─── EXCERPTED RECORDS ───

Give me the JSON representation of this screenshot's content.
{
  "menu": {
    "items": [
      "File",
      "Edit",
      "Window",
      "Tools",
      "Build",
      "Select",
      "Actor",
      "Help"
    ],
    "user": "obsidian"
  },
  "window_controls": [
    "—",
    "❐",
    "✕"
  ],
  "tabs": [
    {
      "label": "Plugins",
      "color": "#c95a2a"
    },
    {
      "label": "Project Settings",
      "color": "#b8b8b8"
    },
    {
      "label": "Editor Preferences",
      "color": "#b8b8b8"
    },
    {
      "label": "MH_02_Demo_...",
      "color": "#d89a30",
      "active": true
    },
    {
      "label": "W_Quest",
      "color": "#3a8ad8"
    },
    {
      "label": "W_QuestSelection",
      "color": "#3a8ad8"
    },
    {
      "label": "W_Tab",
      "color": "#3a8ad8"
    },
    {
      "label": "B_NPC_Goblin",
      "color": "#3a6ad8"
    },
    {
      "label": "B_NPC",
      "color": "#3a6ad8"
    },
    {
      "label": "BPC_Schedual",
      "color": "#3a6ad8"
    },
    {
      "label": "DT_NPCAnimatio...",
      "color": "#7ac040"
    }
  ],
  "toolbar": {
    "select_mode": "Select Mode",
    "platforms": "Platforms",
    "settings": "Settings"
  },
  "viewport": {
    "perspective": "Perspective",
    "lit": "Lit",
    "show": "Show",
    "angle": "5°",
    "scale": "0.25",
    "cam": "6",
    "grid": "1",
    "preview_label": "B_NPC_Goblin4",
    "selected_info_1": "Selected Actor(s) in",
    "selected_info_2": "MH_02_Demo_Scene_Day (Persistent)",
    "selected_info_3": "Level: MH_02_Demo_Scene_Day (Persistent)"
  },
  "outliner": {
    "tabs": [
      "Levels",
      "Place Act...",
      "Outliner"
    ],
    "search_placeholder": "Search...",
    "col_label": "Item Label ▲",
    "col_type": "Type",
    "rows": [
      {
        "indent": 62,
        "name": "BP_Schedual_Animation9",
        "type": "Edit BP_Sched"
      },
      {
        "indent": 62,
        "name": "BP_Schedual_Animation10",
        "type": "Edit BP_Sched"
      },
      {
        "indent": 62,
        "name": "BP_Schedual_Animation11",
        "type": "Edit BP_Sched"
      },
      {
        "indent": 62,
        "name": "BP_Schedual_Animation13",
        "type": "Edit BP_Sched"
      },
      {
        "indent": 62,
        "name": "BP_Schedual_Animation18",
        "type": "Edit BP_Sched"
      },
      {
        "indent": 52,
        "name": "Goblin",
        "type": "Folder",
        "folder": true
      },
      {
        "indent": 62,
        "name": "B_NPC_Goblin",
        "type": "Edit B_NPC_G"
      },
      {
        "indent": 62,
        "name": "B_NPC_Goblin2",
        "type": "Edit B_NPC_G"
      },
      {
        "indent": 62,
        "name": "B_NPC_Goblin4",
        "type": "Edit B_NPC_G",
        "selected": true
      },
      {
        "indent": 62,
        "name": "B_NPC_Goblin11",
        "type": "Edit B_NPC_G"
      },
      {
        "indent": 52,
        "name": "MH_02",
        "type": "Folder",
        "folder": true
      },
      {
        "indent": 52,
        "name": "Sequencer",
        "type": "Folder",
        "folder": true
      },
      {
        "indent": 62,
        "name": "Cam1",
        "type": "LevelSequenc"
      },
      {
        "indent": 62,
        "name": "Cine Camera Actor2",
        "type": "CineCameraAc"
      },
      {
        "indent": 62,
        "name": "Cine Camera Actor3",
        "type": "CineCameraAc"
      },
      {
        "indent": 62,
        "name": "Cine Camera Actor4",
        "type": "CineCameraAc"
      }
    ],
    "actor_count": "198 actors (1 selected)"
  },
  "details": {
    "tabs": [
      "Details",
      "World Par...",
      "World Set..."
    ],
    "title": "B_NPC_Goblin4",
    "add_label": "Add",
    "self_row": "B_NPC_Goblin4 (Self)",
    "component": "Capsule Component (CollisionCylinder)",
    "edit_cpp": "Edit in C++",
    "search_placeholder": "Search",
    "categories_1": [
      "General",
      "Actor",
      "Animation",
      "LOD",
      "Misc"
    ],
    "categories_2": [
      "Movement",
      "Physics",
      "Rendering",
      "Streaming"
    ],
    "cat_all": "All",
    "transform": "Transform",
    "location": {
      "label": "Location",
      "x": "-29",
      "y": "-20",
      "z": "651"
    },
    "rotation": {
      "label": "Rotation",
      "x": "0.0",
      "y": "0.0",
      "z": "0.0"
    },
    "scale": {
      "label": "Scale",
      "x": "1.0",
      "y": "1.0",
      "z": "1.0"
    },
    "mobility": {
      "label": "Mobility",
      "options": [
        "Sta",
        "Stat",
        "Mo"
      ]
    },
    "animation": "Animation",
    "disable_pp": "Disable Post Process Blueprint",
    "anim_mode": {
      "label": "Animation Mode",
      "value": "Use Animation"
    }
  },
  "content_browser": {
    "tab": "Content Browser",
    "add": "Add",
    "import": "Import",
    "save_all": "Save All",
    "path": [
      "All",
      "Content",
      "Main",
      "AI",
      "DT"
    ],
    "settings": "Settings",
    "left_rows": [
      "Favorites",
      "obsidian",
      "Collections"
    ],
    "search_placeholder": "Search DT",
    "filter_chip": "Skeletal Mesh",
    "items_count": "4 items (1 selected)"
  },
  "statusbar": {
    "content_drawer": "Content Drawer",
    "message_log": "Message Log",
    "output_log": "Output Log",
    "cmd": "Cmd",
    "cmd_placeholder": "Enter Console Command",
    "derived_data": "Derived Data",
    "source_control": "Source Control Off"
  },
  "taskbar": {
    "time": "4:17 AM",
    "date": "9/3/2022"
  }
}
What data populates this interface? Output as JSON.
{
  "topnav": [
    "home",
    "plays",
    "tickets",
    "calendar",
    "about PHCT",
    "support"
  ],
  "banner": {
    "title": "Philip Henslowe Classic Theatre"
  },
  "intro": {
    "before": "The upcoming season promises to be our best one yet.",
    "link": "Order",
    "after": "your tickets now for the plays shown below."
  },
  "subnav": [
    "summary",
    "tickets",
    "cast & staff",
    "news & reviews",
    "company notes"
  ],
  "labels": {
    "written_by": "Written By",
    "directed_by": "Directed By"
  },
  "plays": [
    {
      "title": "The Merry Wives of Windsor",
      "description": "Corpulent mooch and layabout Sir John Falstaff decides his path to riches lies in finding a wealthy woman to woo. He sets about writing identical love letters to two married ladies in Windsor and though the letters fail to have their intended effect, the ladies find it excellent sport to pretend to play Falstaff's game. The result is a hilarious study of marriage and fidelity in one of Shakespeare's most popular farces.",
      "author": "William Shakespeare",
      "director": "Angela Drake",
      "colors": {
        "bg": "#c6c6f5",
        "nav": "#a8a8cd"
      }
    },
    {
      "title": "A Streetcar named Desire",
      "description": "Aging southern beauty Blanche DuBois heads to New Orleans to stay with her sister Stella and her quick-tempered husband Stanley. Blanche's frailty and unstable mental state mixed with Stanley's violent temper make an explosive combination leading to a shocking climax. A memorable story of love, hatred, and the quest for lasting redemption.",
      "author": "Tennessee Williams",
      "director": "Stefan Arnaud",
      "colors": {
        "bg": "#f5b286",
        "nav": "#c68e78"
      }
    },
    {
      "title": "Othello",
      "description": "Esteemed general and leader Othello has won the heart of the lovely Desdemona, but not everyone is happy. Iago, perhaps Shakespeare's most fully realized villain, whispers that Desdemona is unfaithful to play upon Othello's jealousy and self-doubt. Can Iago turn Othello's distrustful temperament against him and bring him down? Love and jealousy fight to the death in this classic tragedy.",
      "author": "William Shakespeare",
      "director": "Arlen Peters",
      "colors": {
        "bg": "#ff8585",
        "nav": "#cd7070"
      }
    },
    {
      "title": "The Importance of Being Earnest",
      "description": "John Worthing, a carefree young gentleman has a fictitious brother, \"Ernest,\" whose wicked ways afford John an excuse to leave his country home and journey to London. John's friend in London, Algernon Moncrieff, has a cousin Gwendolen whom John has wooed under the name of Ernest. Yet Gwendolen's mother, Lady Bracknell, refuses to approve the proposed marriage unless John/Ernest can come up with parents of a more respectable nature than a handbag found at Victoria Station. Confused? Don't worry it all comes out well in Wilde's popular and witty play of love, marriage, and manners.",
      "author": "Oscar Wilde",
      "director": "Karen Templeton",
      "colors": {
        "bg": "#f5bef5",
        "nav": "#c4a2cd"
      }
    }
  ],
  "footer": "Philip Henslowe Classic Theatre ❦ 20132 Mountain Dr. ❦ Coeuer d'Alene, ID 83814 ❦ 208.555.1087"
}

───

__WORK TO BE COMPLETED__
Pull every line containing "Henslowe" out of the data above.

__REPLY TO THE TASK__
    "title": "Philip Henslowe Classic Theatre"
  "footer": "Philip Henslowe Classic Theatre ❦ 20132 Mountain Dr. ❦ Coeuer d'Alene, ID 83814 ❦ 208.555.1087"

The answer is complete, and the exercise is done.